### Exercise objective
Reproduce each line of the material precisely.

### The data

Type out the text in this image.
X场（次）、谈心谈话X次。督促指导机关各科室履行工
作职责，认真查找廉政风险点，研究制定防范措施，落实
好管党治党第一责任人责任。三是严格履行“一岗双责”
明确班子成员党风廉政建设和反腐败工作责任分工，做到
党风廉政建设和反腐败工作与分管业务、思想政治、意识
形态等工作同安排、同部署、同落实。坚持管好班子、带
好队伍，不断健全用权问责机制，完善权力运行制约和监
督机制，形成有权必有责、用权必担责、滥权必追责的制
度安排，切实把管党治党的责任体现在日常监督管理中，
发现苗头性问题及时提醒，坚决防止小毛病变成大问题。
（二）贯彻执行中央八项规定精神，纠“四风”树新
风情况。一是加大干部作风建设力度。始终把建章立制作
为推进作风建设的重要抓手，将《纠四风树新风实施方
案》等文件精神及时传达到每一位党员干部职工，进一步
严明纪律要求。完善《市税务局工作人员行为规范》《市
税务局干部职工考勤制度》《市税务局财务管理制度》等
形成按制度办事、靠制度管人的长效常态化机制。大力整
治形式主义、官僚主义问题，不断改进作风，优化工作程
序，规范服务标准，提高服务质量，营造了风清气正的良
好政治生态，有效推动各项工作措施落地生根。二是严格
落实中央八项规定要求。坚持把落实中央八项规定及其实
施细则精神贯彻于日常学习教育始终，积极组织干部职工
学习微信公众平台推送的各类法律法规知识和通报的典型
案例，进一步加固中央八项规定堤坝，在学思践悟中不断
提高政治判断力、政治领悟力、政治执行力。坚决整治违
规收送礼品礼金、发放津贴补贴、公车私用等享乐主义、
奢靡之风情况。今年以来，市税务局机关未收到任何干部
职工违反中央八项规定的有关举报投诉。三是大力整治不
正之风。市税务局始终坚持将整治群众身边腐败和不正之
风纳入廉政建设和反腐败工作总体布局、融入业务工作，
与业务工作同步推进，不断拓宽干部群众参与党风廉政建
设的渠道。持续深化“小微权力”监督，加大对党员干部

### The output
Type out the text in this image.
X场（次）、谈心谈话X次。督促指导机关各科室履行工
作职责，认真查找廉政风险点，研究制定防范措施，落实
好管党治党第一责任人责任。三是严格履行“一岗双责”
明确班子成员党风廉政建设和反腐败工作责任分工，做到
党风廉政建设和反腐败工作与分管业务、思想政治、意识
形态等工作同安排、同部署、同落实。坚持管好班子、带
好队伍，不断健全用权问责机制，完善权力运行制约和监
督机制，形成有权必有责、用权必担责、滥权必追责的制
度安排，切实把管党治党的责任体现在日常监督管理中，
发现苗头性问题及时提醒，坚决防止小毛病变成大问题。
（二）贯彻执行中央八项规定精神，纠“四风”树新
风情况。一是加大干部作风建设力度。始终把建章立制作
为推进作风建设的重要抓手，将《纠四风树新风实施方
案》等文件精神及时传达到每一位党员干部职工，进一步
严明纪律要求。完善《市税务局工作人员行为规范》《市
税务局干部职工考勤制度》《市税务局财务管理制度》等
形成按制度办事、靠制度管人的长效常态化机制。大力整
治形式主义、官僚主义问题，不断改进作风，优化工作程
序，规范服务标准，提高服务质量，营造了风清气正的良
好政治生态，有效推动各项工作措施落地生根。二是严格
落实中央八项规定要求。坚持把落实中央八项规定及其实
施细则精神贯彻于日常学习教育始终，积极组织干部职工
学习微信公众平台推送的各类法律法规知识和通报的典型
案例，进一步加固中央八项规定堤坝，在学思践悟中不断
提高政治判断力、政治领悟力、政治执行力。坚决整治违
规收送礼品礼金、发放津贴补贴、公车私用等享乐主义、
奢靡之风情况。今年以来，市税务局机关未收到任何干部
职工违反中央八项规定的有关举报投诉。三是大力整治不
正之风。市税务局始终坚持将整治群众身边腐败和不正之
风纳入廉政建设和反腐败工作总体布局、融入业务工作，
与业务工作同步推进，不断拓宽干部群众参与党风廉政建
设的渠道。持续深化“小微权力”监督，加大对党员干部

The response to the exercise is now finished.